SET EXERCISE>
Which lines of the records contain the string "recess"? Return every such line, treating uppercase and lowercase as different.

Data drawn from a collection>
# # # # #

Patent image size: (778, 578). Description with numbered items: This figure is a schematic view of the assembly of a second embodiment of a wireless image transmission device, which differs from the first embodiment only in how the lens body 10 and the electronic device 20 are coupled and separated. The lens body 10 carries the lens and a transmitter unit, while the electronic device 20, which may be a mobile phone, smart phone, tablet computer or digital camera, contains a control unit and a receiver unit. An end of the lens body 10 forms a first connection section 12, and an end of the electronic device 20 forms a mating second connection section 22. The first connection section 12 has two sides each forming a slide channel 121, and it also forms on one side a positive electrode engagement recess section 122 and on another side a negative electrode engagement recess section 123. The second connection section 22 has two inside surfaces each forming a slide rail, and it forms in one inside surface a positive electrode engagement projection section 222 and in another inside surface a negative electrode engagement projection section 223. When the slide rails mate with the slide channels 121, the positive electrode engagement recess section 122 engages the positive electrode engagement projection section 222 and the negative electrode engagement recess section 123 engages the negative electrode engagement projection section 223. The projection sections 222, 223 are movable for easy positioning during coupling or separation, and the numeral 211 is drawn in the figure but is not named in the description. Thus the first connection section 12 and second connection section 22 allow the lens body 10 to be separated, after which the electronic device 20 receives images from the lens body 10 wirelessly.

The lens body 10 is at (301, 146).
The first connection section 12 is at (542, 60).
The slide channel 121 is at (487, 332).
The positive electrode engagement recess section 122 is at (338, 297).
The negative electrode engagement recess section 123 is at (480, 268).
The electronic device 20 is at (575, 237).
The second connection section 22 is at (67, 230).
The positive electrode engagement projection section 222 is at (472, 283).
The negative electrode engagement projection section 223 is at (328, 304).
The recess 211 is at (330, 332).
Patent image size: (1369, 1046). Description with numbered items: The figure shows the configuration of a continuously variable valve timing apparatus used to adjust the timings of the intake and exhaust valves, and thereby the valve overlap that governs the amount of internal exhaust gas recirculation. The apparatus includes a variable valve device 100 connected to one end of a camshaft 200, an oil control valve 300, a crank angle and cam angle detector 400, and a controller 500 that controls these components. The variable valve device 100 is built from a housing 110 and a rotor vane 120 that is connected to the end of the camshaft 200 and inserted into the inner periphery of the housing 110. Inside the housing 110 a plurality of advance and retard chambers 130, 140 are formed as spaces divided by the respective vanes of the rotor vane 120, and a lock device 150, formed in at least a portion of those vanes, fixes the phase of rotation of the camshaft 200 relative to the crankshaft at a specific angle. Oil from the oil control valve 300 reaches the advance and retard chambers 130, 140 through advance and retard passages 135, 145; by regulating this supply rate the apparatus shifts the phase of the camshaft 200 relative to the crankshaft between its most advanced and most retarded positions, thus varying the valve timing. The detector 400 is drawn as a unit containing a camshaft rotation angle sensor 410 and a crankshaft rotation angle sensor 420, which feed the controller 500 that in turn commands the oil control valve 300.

# # # # #

WORKED ANSWER>
Patent image size: (778, 578). Description with numbered items: This figure is a schematic view of the assembly of a second embodiment of a wireless image transmission device, which differs from the first embodiment only in how the lens body 10 and the electronic device 20 are coupled and separated. The lens body 10 carries the lens and a transmitter unit, while the electronic device 20, which may be a mobile phone, smart phone, tablet computer or digital camera, contains a control unit and a receiver unit. An end of the lens body 10 forms a first connection section 12, and an end of the electronic device 20 forms a mating second connection section 22. The first connection section 12 has two sides each forming a slide channel 121, and it also forms on one side a positive electrode engagement recess section 122 and on another side a negative electrode engagement recess section 123. The second connection section 22 has two inside surfaces each forming a slide rail, and it forms in one inside surface a positive electrode engagement projection section 222 and in another inside surface a negative electrode engagement projection section 223. When the slide rails mate with the slide channels 121, the positive electrode engagement recess section 122 engages the positive electrode engagement projection section 222 and the negative electrode engagement recess section 123 engages the negative electrode engagement projection section 223. The projection sections 222, 223 are movable for easy positioning during coupling or separation, and the numeral 211 is drawn in the figure but is not named in the description. Thus the first connection section 12 and second connection section 22 allow the lens body 10 to be separated, after which the electronic device 20 receives images from the lens body 10 wirelessly.
The positive electrode engagement recess section 122 is at (338, 297).
The negative electrode engagement recess section 123 is at (480, 268).
The recess 211 is at (330, 332).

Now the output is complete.